>> Begin RAW RECORDS

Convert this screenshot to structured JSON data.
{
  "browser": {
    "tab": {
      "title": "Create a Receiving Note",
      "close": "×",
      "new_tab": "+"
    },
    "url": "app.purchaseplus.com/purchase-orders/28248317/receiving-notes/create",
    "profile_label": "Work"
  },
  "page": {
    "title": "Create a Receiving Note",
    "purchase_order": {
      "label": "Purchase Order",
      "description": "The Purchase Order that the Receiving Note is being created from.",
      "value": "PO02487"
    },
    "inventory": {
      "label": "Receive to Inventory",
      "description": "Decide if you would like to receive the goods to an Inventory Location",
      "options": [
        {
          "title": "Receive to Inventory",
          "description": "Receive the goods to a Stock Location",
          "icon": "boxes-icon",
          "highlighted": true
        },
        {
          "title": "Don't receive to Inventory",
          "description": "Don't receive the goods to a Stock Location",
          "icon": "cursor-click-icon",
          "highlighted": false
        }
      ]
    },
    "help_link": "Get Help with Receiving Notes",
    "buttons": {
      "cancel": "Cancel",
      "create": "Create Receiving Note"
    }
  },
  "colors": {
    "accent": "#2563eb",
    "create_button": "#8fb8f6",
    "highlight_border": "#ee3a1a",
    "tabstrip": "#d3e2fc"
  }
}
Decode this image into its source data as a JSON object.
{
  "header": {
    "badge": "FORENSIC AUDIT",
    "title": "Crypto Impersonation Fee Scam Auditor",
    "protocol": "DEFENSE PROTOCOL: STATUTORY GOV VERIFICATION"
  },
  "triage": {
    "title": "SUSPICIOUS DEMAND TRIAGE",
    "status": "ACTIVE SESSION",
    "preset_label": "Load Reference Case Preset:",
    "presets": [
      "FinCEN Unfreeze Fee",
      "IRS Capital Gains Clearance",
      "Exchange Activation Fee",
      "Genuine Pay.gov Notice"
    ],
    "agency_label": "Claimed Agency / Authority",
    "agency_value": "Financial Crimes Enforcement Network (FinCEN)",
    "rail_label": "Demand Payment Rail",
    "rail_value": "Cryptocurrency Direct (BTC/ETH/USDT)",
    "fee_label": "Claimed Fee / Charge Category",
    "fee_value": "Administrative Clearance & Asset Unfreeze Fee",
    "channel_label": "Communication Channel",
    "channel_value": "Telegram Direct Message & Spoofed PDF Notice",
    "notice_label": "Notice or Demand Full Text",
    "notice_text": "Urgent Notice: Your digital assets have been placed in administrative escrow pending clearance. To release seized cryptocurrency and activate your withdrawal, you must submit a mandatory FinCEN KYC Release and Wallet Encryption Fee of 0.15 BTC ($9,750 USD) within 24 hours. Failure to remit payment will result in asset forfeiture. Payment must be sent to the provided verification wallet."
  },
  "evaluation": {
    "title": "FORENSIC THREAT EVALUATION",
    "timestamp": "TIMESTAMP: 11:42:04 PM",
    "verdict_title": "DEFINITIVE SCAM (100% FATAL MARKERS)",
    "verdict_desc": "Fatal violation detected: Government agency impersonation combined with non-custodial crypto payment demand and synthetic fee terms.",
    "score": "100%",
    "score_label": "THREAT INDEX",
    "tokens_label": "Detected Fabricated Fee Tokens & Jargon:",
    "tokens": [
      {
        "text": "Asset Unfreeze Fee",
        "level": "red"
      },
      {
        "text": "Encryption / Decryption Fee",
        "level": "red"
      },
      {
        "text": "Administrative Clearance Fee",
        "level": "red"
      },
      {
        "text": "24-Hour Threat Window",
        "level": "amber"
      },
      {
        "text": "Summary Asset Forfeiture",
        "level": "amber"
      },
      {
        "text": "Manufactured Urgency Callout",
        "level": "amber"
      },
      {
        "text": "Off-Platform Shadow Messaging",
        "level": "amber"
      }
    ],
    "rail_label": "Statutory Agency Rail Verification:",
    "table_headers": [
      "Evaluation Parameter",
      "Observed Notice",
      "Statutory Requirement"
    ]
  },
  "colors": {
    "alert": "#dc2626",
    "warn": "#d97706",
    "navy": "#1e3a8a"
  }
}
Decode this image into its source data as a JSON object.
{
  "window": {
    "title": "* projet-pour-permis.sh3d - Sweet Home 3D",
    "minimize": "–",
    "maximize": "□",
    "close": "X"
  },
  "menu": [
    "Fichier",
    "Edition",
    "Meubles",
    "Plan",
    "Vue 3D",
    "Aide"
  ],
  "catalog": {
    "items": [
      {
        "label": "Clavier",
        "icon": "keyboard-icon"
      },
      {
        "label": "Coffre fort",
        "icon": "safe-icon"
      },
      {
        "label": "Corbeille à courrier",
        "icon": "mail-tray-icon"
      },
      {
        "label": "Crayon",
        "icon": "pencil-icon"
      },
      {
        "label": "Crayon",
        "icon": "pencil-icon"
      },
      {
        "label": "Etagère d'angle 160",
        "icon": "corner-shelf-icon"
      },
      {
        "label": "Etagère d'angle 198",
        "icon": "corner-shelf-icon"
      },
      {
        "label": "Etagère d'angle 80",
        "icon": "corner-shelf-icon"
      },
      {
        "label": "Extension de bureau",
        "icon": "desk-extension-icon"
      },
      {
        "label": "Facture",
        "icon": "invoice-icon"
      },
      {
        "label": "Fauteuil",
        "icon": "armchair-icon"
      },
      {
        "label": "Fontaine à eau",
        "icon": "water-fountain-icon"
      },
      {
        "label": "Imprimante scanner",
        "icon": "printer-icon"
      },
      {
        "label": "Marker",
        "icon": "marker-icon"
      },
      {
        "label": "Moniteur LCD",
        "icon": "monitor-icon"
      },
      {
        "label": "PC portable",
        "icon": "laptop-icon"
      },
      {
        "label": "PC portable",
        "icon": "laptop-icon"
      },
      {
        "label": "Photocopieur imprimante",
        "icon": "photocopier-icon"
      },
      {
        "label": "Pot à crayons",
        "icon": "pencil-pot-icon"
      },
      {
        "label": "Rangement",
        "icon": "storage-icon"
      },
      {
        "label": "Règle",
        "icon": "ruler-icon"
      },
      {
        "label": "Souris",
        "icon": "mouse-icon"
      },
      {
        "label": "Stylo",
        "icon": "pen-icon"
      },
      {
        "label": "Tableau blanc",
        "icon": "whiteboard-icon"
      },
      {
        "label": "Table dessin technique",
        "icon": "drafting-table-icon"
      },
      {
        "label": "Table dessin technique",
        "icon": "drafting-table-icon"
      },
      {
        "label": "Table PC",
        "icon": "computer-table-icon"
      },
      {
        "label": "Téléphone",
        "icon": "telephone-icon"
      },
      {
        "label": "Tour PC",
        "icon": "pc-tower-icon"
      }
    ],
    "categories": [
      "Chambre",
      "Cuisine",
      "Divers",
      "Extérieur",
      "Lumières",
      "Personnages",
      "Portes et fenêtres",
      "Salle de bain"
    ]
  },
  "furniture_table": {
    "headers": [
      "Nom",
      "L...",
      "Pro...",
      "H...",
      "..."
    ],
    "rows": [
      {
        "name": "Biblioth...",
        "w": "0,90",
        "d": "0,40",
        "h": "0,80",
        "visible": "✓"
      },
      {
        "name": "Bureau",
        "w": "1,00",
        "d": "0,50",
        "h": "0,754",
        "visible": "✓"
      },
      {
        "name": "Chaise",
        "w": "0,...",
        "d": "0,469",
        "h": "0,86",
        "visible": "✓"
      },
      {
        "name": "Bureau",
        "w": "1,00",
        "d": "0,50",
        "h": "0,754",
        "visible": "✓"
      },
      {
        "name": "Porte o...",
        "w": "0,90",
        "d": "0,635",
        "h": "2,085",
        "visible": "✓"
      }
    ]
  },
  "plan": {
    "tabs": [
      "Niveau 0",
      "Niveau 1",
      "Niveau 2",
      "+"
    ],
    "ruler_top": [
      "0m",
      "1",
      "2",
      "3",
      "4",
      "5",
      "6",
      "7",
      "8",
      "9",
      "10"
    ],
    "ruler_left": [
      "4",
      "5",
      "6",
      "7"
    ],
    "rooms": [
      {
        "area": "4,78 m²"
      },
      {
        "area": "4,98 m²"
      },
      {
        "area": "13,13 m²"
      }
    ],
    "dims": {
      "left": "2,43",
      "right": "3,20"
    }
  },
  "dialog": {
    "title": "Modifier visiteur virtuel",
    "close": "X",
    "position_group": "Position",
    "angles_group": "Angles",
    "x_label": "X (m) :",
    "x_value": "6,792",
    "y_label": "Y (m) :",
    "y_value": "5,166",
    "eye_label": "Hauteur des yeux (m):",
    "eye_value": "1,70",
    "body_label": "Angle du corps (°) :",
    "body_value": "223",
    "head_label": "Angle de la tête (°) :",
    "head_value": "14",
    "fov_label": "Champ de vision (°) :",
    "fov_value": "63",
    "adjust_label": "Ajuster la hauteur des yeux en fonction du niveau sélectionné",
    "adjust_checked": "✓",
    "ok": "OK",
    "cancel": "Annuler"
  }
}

>> End RAW RECORDS

■ **THE REQUEST**: Using the listing above, return all lines where the word "Etagère" occurs.

■ **EXERCISE ANSWER**:
        "label": "Etagère d'angle 160",
        "label": "Etagère d'angle 198",
        "label": "Etagère d'angle 80",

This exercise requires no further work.